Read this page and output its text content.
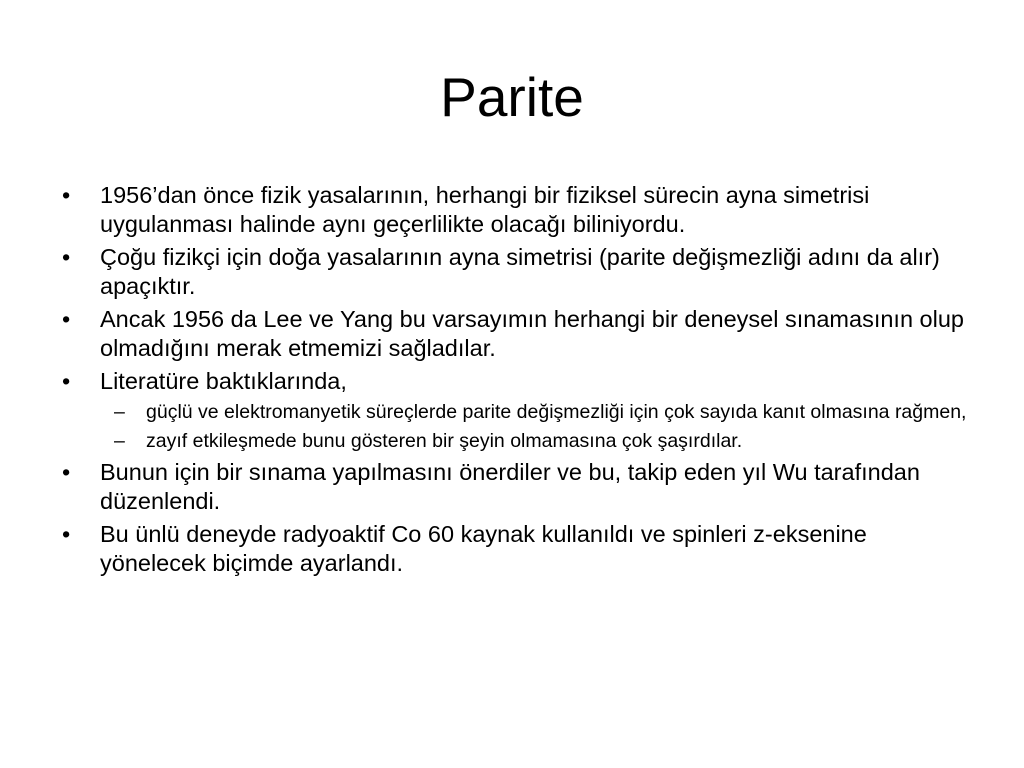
Parite
•	1956’dan önce fizik yasalarının, herhangi bir fiziksel sürecin ayna simetrisi uygulanması halinde aynı geçerlilikte olacağı biliniyordu.
•	Çoğu fizikçi için doğa yasalarının ayna simetrisi (parite değişmezliği adını da alır) apaçıktır.
•	Ancak 1956 da Lee ve Yang bu varsayımın herhangi bir deneysel sınamasının olup olmadığını merak etmemizi sağladılar.
•	Literatüre baktıklarında,
– güçlü ve elektromanyetik süreçlerde parite değişmezliği için çok sayıda kanıt olmasına rağmen,
– zayıf etkileşmede bunu gösteren bir şeyin olmamasına çok şaşırdılar.
•	Bunun için bir sınama yapılmasını önerdiler ve bu, takip eden yıl Wu tarafından düzenlendi.
•	Bu ünlü deneyde radyoaktif Co 60 kaynak kullanıldı ve spinleri z-eksenine yönelecek biçimde ayarlandı.
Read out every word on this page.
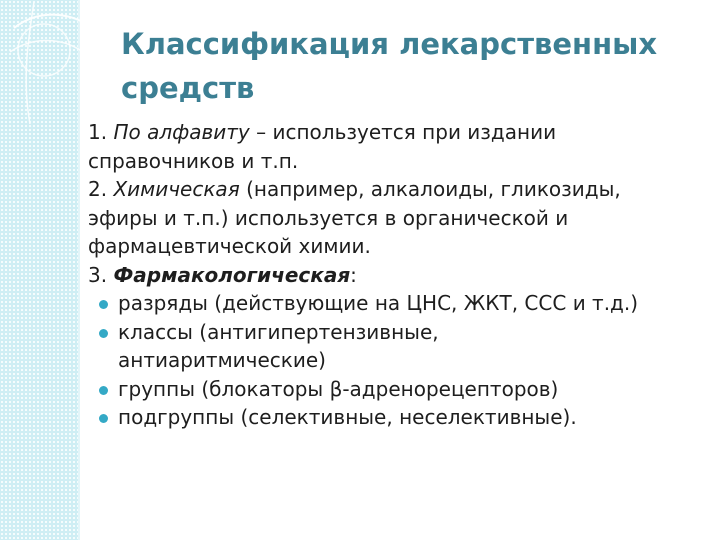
Классификация лекарственных средств
1. По алфавиту – используется при издании
справочников и т.п.
2. Химическая (например, алкалоиды, гликозиды,
эфиры и т.п.) используется в органической и
фармацевтической химии.
3. Фармакологическая:
разряды (действующие на ЦНС, ЖКТ, ССС и т.д.)
классы (антигипертензивные,
антиаритмические)
группы (блокаторы β-адренорецепторов)
подгруппы (селективные, неселективные).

● ● ● ● ● ● ●

#### [WORK TO BE COMPLETED]
Copy out each line in the preceding records that contains "değişmezliği".

#### [SOLUTION]
•	Çoğu fizikçi için doğa yasalarının ayna simetrisi (parite değişmezliği adını da alır) apaçıktır.
– güçlü ve elektromanyetik süreçlerde parite değişmezliği için çok sayıda kanıt olmasına rağmen,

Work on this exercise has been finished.